» **Supplied passage**:
++++++++
Shope v. State Farm Insurance, 122 N.M. 398, 925 P.2d 515 (1996)

Oct. 7, 1996 · Supreme Court of New Mexico · No. 23155
122 N.M. 398, 925 P.2d 515

925 P.2d 515

Charles P. SHOPE, individually and as personal representative of the Estate of Joseph Shope, Plaintiff-Appellee, v. STATE FARM INSURANCE COMPANY, Defendant-Appellant.

No. 23155.

Supreme Court of New Mexico.

Oct. 7, 1996.

Guebert & Yeomans, P.C., Terry R. Guebert, Don Bruckner, Albuquerque, for Defendant>-Appellant.

David L. Plotsky Law Office, David L. Plotsky, Albuquerque, for Plaintiff-Appellee.

OPINION

RANSOM, Justice.

1. State Farm Insurance Company appeals from a summary judgment, on stipulated facts, granting uninsured motorist benefits to its insured, Charles P. Shope, whose son Joseph was killed by an uninsured motorist in Albuquerque, New Mexico. The district court found that the insurance eon-*399tract between the parties was a Virginia contract that should be interpreted under Virginia law. However, the court concluded that application of Virginia law to provisions in the insurance contract so as to deny the stacking of uninsured motorist coverage would violate New Mexico public policy. We agree with the trial court that Virginia law governs the contract in this case. Because we do not believe that application of Virginia law would violate New Mexico public policy, we reverse.
++++++++
» **Given information**:
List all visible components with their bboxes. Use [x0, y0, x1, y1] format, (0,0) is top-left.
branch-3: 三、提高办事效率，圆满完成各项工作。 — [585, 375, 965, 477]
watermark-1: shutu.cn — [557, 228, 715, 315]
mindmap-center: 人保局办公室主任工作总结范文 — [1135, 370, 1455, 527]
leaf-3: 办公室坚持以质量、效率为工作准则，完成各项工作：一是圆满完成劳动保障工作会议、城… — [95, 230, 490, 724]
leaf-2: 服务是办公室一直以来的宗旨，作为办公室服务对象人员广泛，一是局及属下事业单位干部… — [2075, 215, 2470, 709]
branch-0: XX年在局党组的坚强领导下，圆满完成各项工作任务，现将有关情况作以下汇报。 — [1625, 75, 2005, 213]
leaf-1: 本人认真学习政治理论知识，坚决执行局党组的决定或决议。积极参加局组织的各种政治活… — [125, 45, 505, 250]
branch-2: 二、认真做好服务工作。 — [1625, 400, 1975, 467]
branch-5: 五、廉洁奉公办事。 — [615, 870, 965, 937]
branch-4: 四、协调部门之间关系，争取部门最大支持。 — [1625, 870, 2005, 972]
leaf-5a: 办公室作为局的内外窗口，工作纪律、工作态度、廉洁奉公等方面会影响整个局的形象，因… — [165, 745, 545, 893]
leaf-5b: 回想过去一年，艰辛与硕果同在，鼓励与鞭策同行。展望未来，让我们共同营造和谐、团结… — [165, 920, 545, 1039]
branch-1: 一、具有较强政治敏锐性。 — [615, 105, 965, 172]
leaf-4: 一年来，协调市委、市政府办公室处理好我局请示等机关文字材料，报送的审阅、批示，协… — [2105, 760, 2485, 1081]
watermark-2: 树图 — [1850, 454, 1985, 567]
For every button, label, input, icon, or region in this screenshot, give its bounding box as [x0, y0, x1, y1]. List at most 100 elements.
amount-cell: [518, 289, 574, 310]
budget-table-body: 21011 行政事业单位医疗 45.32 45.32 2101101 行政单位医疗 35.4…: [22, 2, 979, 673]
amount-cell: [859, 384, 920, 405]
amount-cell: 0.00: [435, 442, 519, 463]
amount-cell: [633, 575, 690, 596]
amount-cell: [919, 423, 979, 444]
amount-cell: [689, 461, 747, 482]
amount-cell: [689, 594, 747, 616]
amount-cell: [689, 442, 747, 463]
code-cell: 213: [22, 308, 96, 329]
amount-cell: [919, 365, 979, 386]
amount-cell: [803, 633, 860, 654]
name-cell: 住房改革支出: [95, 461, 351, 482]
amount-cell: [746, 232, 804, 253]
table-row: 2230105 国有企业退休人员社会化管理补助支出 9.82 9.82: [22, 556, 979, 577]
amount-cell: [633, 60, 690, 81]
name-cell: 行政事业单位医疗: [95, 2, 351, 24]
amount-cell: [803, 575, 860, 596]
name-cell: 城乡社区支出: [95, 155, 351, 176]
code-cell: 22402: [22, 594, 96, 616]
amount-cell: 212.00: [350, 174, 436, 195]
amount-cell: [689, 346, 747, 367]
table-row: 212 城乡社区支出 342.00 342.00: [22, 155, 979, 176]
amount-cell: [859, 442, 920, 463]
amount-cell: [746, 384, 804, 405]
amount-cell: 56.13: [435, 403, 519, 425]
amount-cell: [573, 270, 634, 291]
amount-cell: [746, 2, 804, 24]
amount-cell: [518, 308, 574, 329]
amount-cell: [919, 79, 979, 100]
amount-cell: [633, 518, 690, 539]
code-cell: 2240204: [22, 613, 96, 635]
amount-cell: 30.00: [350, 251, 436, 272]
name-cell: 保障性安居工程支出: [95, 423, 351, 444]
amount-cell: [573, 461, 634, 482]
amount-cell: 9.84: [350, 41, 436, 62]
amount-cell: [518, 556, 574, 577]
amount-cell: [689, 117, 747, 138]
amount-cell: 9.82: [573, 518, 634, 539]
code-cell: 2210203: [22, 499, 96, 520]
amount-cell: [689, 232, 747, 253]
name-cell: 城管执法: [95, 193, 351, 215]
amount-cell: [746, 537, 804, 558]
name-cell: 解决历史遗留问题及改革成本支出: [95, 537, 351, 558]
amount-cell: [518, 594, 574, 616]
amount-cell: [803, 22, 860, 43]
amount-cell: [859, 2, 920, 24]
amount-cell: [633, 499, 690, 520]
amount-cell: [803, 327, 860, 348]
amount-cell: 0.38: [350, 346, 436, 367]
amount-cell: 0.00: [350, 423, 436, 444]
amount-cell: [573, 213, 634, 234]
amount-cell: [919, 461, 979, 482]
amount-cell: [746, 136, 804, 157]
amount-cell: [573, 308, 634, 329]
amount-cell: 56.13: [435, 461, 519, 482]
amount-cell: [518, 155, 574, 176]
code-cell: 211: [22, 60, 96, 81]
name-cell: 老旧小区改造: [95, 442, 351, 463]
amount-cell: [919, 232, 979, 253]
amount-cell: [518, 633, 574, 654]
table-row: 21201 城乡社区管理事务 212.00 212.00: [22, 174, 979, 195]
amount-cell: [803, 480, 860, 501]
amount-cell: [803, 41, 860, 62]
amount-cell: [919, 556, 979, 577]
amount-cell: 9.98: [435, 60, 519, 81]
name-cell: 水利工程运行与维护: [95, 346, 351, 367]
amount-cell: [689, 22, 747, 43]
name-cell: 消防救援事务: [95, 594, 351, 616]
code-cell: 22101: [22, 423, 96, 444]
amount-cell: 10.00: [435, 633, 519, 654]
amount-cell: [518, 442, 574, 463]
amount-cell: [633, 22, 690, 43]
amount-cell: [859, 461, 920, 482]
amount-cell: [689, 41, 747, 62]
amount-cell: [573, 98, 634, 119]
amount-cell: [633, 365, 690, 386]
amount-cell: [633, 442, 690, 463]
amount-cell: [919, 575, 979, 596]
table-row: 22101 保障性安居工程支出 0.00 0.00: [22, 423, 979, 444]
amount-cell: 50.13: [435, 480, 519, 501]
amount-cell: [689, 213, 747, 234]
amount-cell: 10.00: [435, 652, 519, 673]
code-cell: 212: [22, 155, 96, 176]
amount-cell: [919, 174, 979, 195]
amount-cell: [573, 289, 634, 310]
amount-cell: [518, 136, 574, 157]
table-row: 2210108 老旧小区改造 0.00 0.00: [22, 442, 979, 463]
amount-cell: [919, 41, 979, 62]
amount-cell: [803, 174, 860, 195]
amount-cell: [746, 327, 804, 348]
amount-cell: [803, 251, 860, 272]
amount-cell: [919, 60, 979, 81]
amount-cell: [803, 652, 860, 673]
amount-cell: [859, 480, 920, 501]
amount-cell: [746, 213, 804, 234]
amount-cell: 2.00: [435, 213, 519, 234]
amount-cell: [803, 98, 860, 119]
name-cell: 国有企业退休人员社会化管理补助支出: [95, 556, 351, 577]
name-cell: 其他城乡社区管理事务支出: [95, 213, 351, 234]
++++++++
» **Aim 1**: Name every individual attorney listed as counsel in the Shope v. State Farm opinion.
» **Aim 2**: Rewrite the entries from the very first line through the line containing "leaf-2: 服务是办公室一直以来的宗旨，作为办公室服务对象人员广泛，一是局及属下事业单位干部… —", swapping "components" for "elements" and keeping everything else unchanged.

» **Complete answer 1**:
Terry R. Guebert
Don Bruckner
David L. Plotsky

» **Complete answer 2**:
List all visible elements with their bboxes. Use [x0, y0, x1, y1] format, (0,0) is top-left.
branch-3: 三、提高办事效率，圆满完成各项工作。 — [585, 375, 965, 477]
watermark-1: shutu.cn — [557, 228, 715, 315]
mindmap-center: 人保局办公室主任工作总结范文 — [1135, 370, 1455, 527]
leaf-3: 办公室坚持以质量、效率为工作准则，完成各项工作：一是圆满完成劳动保障工作会议、城… — [95, 230, 490, 724]
leaf-2: 服务是办公室一直以来的宗旨，作为办公室服务对象人员广泛，一是局及属下事业单位干部… — [2075, 215, 2470, 709]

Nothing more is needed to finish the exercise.